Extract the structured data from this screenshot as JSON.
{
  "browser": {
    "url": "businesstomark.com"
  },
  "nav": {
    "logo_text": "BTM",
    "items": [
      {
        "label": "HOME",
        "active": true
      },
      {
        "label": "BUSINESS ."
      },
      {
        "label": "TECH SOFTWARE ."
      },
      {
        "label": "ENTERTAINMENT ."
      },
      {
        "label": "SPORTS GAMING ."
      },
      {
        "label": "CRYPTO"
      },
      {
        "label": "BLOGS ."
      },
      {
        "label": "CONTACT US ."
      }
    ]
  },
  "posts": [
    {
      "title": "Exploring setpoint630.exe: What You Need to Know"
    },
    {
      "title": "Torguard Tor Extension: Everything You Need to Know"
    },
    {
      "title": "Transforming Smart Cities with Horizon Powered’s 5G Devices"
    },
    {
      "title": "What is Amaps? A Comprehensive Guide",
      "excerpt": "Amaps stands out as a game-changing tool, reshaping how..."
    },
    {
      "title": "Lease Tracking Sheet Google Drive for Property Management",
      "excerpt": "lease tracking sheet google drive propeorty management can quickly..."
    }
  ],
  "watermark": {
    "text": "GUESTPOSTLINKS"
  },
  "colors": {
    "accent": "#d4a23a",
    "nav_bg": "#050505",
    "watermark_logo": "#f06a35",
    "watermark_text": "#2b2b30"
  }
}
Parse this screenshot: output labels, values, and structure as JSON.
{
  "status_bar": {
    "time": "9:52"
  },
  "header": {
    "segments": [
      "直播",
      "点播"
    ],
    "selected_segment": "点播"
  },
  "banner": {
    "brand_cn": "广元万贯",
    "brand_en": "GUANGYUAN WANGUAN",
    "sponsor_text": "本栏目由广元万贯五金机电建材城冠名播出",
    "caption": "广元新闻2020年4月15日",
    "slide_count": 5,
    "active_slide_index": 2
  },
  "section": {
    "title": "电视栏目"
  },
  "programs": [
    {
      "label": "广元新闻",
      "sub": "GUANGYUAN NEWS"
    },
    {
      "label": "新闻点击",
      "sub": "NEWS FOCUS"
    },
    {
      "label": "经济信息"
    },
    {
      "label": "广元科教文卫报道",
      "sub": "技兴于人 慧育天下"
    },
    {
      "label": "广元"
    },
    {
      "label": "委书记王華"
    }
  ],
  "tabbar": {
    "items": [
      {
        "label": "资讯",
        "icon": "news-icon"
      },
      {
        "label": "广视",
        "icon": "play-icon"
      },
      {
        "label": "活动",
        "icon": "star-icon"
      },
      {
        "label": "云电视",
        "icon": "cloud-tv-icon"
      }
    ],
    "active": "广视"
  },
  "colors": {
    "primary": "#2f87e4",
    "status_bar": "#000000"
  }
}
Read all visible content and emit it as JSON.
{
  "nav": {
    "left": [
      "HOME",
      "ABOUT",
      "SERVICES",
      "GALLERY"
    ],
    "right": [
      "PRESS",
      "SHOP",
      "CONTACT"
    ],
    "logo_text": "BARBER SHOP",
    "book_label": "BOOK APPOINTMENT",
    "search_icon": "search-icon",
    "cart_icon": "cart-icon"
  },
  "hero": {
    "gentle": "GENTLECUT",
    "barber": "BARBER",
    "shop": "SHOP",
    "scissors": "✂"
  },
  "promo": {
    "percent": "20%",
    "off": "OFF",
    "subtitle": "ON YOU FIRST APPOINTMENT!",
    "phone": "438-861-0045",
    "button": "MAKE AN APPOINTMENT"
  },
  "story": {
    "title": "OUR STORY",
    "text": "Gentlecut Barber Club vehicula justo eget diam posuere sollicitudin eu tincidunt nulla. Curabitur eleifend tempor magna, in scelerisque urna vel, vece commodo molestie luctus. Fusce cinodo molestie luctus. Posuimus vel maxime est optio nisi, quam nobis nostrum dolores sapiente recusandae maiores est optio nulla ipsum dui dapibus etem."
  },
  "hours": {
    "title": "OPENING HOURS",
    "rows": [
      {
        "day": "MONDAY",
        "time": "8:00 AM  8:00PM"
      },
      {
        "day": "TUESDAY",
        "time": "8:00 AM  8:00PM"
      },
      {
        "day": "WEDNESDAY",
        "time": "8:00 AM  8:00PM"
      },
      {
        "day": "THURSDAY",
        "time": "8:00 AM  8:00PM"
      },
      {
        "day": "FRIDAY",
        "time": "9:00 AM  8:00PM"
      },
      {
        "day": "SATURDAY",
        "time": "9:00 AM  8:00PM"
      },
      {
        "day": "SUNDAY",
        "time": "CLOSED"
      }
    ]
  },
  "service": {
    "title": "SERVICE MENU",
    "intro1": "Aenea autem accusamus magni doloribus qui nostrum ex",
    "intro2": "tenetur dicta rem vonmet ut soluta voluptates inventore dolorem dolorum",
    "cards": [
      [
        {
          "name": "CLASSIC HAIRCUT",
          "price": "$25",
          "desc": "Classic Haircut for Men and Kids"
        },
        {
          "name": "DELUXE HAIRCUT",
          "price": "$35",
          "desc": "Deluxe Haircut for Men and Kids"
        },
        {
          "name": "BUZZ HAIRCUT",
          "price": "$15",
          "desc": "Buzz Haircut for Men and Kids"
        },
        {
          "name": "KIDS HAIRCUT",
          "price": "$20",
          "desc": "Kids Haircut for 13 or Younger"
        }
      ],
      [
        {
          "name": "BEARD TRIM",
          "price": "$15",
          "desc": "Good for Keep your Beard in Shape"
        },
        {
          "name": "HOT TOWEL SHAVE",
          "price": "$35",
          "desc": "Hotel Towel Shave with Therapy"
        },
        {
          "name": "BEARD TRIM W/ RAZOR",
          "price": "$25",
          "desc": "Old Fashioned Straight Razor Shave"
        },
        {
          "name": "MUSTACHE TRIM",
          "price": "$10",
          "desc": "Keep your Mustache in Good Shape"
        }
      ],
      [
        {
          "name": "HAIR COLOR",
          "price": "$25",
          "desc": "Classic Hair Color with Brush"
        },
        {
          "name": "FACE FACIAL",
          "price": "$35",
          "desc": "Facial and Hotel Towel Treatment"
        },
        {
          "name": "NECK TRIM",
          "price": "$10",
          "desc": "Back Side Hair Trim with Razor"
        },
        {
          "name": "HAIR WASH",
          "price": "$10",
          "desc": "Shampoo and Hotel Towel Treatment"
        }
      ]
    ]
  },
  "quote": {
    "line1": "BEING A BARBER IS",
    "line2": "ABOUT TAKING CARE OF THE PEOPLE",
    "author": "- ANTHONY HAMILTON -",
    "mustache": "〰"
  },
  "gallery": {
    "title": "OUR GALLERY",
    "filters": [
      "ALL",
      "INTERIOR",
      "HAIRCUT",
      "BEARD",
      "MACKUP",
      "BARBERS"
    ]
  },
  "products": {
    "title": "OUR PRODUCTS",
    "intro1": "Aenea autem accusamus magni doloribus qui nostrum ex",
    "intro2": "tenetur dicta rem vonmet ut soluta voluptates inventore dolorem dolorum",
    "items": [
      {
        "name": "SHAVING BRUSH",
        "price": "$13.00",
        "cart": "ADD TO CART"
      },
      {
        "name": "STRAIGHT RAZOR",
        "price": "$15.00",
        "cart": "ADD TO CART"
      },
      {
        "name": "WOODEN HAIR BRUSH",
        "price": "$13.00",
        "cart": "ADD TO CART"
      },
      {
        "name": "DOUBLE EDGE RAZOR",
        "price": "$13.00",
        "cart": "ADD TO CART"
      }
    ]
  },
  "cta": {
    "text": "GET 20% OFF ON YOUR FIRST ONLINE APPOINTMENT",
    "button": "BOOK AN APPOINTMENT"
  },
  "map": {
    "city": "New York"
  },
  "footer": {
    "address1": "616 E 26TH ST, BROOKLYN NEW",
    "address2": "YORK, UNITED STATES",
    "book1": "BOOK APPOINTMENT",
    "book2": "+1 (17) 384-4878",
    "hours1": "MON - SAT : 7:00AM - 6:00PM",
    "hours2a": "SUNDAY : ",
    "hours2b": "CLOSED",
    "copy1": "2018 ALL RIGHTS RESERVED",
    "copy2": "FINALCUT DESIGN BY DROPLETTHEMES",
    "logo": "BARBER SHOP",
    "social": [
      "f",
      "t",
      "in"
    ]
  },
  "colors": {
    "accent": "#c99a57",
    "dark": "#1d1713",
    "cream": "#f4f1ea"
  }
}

• [Short exercise]: Copy out every line of the material above that mentions the word "screenshot".

• [Output of the task]:
Extract the structured data from this screenshot as JSON.
Parse this screenshot: output labels, values, and structure as JSON.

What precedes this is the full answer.